Wherever a line below holds the word "text", copy that line.

━━ RECORDS FOR THE EXERCISE ━━

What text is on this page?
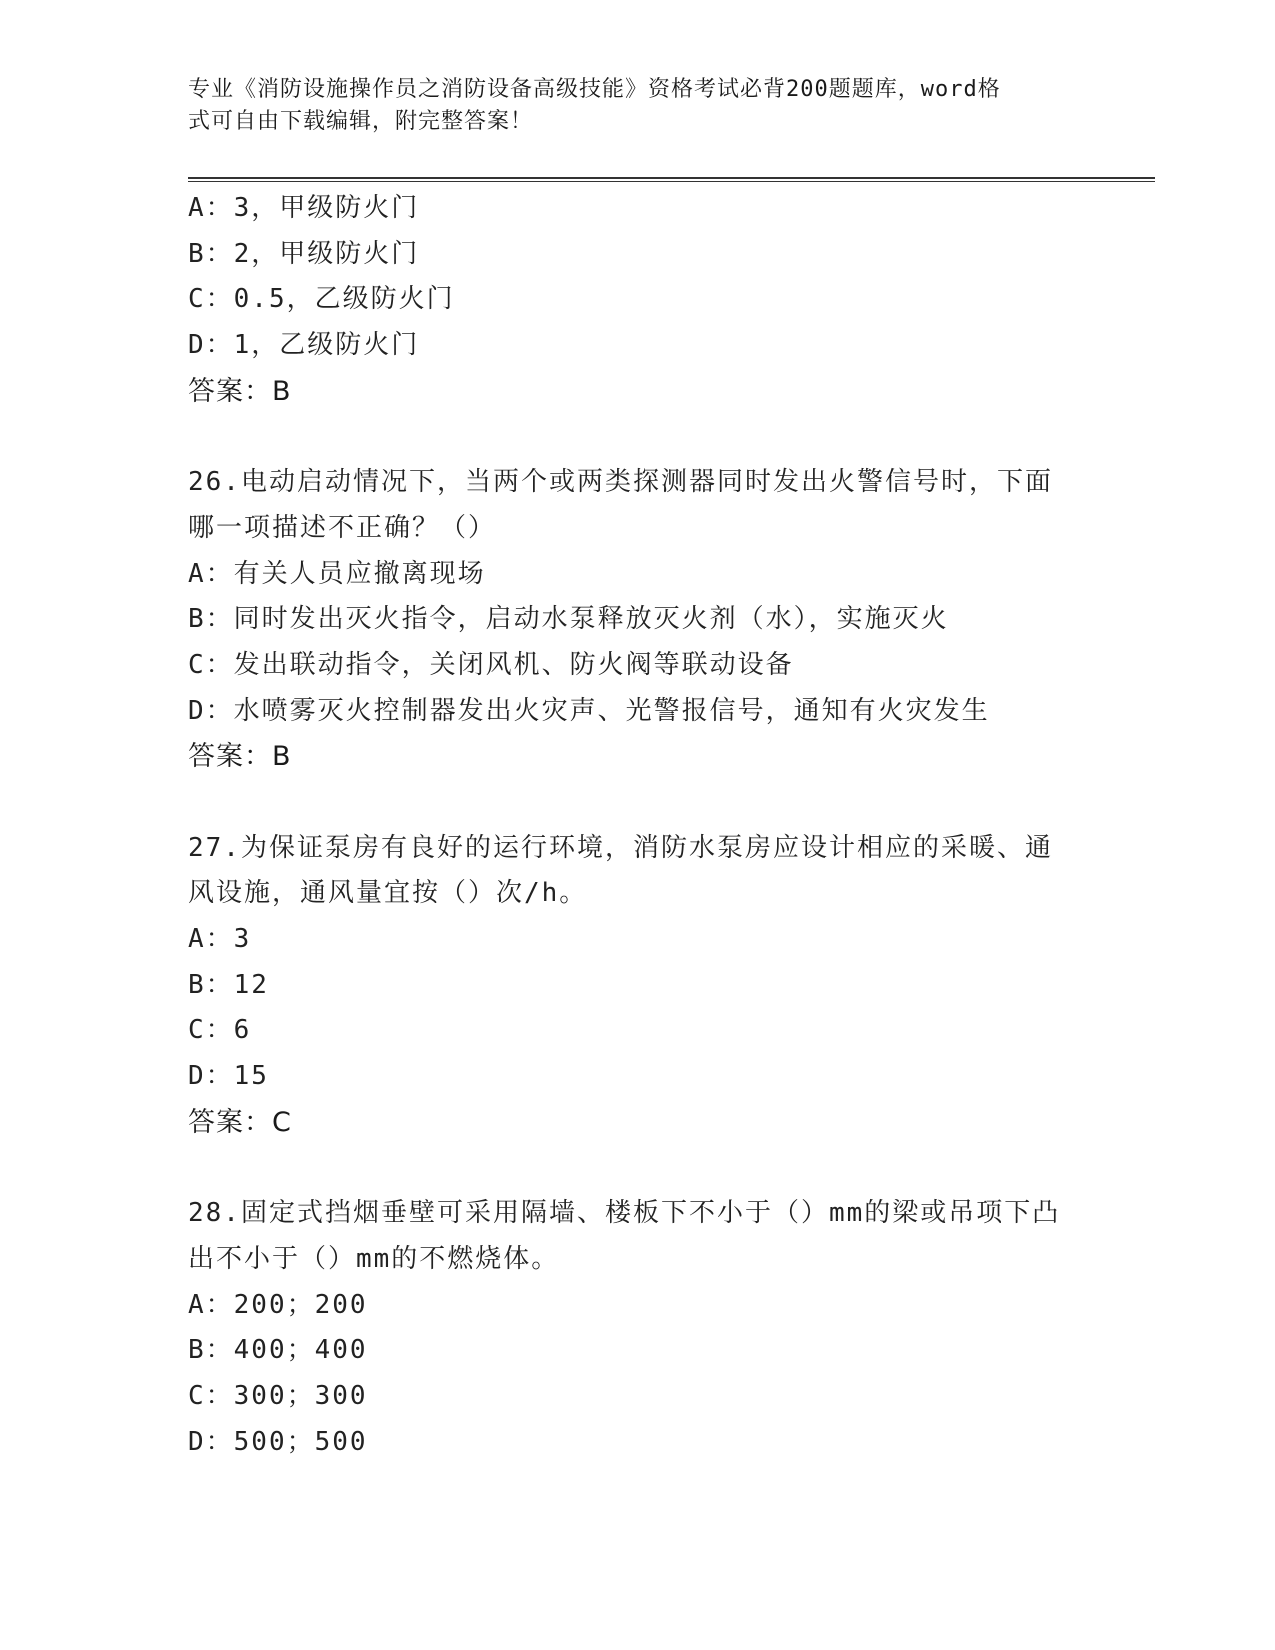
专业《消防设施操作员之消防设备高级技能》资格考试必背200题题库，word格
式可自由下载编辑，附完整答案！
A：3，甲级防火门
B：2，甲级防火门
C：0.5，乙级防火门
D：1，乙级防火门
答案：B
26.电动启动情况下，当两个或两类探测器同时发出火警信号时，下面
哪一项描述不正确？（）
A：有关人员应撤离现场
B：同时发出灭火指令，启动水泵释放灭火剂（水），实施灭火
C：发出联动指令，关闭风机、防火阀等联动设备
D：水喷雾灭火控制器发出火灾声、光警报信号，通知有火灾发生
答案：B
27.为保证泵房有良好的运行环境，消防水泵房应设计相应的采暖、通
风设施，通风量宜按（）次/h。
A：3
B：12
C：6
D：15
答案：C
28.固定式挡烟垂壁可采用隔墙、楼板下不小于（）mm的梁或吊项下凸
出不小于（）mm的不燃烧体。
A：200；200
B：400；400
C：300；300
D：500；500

━━━
━━ RECORDS FOR THE EXERCISE ━━

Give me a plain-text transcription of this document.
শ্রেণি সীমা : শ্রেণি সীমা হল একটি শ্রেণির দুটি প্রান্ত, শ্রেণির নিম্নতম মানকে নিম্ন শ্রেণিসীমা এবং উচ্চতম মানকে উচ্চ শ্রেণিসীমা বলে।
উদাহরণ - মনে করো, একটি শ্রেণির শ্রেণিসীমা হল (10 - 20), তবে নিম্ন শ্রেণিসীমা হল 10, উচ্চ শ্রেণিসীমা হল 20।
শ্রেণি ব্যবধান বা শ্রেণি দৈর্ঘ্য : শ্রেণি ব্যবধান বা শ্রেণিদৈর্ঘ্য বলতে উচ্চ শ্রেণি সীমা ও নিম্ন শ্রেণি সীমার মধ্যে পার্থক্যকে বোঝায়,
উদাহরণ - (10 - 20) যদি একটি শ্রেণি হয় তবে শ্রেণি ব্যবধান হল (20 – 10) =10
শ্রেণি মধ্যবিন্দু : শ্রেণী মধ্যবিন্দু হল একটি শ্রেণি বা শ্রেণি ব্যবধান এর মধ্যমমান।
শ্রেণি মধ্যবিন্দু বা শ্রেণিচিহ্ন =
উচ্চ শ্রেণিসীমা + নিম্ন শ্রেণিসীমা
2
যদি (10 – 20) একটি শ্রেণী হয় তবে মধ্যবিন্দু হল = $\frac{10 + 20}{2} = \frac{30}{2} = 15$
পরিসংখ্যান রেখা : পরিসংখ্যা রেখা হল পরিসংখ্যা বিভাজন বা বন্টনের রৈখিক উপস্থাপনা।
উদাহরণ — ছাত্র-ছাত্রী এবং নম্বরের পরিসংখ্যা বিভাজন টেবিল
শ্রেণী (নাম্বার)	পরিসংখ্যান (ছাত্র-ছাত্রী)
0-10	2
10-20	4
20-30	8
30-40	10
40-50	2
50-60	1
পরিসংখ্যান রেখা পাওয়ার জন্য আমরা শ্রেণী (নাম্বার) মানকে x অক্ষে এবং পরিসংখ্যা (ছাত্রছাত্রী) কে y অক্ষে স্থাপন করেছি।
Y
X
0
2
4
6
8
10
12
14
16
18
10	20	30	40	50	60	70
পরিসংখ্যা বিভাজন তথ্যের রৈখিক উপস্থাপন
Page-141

━━━

• [THE RESPONSE]
What text is on this page?
Give me a plain-text transcription of this document.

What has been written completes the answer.